The task: Identify each line in the items below that contains the string "hospital", and copy those lines.

Spatial annotation items:
○ ○ ○ ○

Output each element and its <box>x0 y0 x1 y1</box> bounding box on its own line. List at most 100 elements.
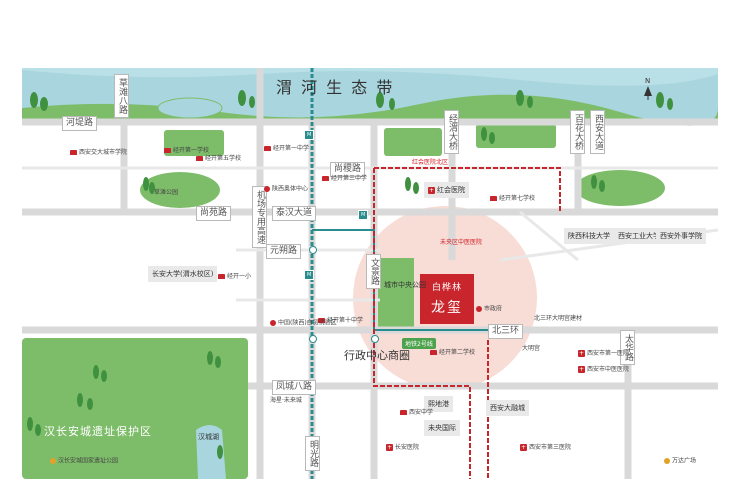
green-patch-east <box>575 170 665 206</box>
poi-label: 汉长安城国家遗址公园 <box>50 458 118 465</box>
project-block: 白桦林 龙玺 <box>420 274 474 324</box>
uni-box-xian-gy: 西安工业大学 <box>614 228 664 244</box>
metro-station-dot <box>309 246 317 254</box>
gov-icon <box>270 320 276 326</box>
road-tainan: 泰汉大道 <box>272 206 317 221</box>
school-icon <box>322 176 329 181</box>
redhosp-label: 红会医院 <box>437 186 465 194</box>
road-shangyuan: 尚苑路 <box>196 206 232 221</box>
caotan-park <box>140 172 220 208</box>
hospital-icon: + <box>578 350 585 357</box>
poi-label: 市政府 <box>476 306 502 313</box>
land-trees <box>143 127 605 194</box>
road-baihua: 百花大桥 <box>570 110 585 154</box>
school-icon <box>218 274 225 279</box>
school-icon <box>318 318 325 323</box>
school-icon <box>70 150 77 155</box>
poi-label: 万达广场 <box>664 458 696 465</box>
park-name: 汉长安城遗址保护区 <box>44 425 152 438</box>
school-icon <box>490 196 497 201</box>
shop-icon <box>50 458 56 464</box>
redhosp-box: +红会医院 <box>424 182 469 198</box>
golf-park <box>384 128 442 156</box>
road-shangji: 尚稷路 <box>330 162 366 177</box>
hospital-icon: + <box>428 186 435 194</box>
poi-label: +西安市第一医院 <box>578 350 630 357</box>
green-patch-ne <box>476 124 556 148</box>
hospital-icon: + <box>578 366 585 373</box>
lake-name: 汉城湖 <box>198 433 219 441</box>
poi-label: 西安交大城市学院 <box>70 150 127 156</box>
hancheng-lake <box>196 425 226 479</box>
poi-label: +西安市第三医院 <box>520 444 572 451</box>
uni-box-shaanxi-kj: 陕西科技大学 <box>564 228 614 244</box>
han-changan-park <box>22 338 248 479</box>
park-trees <box>27 351 223 459</box>
school-icon <box>164 148 171 153</box>
red-line-label: 红会医院北区 <box>412 159 449 166</box>
poi-label: 经开第五学校 <box>196 156 241 162</box>
poi-label: 经开一小 <box>218 274 251 280</box>
poi-label: 未央区中医医院 <box>440 239 483 246</box>
road-jingwei: 经渭大桥 <box>444 110 459 154</box>
zone-circle-label: 行政中心商圈 <box>344 349 410 362</box>
poi-label: 草滩公园 <box>154 189 179 196</box>
metro-station-box: M <box>304 130 315 140</box>
poi-label: 经开第一中学 <box>264 146 309 152</box>
poi-label: 中国(陕西)自贸试验区 <box>270 320 337 327</box>
weiyang-box: 未央国际 <box>424 420 460 436</box>
changan-uni-box: 长安大学(渭水校区) <box>148 266 218 282</box>
poi-label: 经开第一学校 <box>164 148 209 154</box>
gov-icon <box>476 306 482 312</box>
xian-dacheng-box: 西安大融城 <box>486 400 529 416</box>
poi-label: 经开第七学校 <box>490 196 535 202</box>
metro-station-box: M <box>358 210 369 220</box>
metro2-label: 地铁2号线 <box>402 338 436 349</box>
road-fengcheng: 凤城八路 <box>272 380 317 395</box>
gov-icon <box>264 186 270 192</box>
poi-label: +西安市中医医院 <box>578 366 630 373</box>
weiyang-lake <box>157 97 223 119</box>
poi-label: 陕西奥体中心 <box>264 186 308 193</box>
green-patch-nw <box>164 130 224 156</box>
poi-label: +长安医院 <box>386 444 420 451</box>
poi-label: 经开第三中学 <box>322 176 367 182</box>
city-central-park <box>378 258 414 332</box>
poi-label: 经开第十中学 <box>318 318 363 324</box>
school-icon <box>196 156 203 161</box>
secondary-roads <box>22 166 719 302</box>
compass-label: N <box>645 77 651 85</box>
road-xiandai: 西安大道 <box>590 110 605 154</box>
road-yuanshuo: 元朔路 <box>266 244 302 259</box>
poi-label: 海星·未来城 <box>270 397 302 404</box>
road-taihua: 太华路 <box>620 330 635 365</box>
uni-box-xian-xxy: 西安外事学院 <box>656 228 706 244</box>
poi-label: 大明宫 <box>522 345 541 352</box>
metro-station-dot <box>309 335 317 343</box>
city-park-label: 城市中央公园 <box>384 281 426 289</box>
school-icon <box>430 350 437 355</box>
road-wenjing: 文景路 <box>366 254 381 289</box>
river-label: 渭 河 生 态 带 <box>276 78 395 97</box>
shop-icon <box>664 458 670 464</box>
road-caotan: 草滩八路 <box>114 74 129 118</box>
xidi-box: 熙地港 <box>424 396 453 412</box>
metro-station-box: M <box>304 270 315 280</box>
compass-icon <box>644 86 652 100</box>
project-brand: 白桦林 <box>431 283 462 293</box>
hospital-icon: + <box>520 444 527 451</box>
metro-station-dot <box>371 335 379 343</box>
poi-label: 经开第二学校 <box>430 350 475 356</box>
road-mingguang: 明光路 <box>305 436 320 471</box>
road-jichang: 机场专用高速 <box>252 186 267 248</box>
road-hedi: 河堤路 <box>62 116 98 131</box>
poi-label: 西安中学 <box>400 410 433 416</box>
school-icon <box>264 146 271 151</box>
poi-label: 北三环大明宫建材 <box>534 315 583 322</box>
school-icon <box>400 410 407 415</box>
road-beisanhuan: 北三环 <box>488 324 524 339</box>
hospital-icon: + <box>386 444 393 451</box>
tree-cluster <box>30 90 673 111</box>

○ ○ ○ ○

Complete output:
hospital-icon: + <box>578 350 585 357</box>
hospital-icon: + <box>428 186 435 194</box>
hospital-icon: + <box>578 366 585 373</box>
hospital-icon: + <box>520 444 527 451</box>
hospital-icon: + <box>386 444 393 451</box>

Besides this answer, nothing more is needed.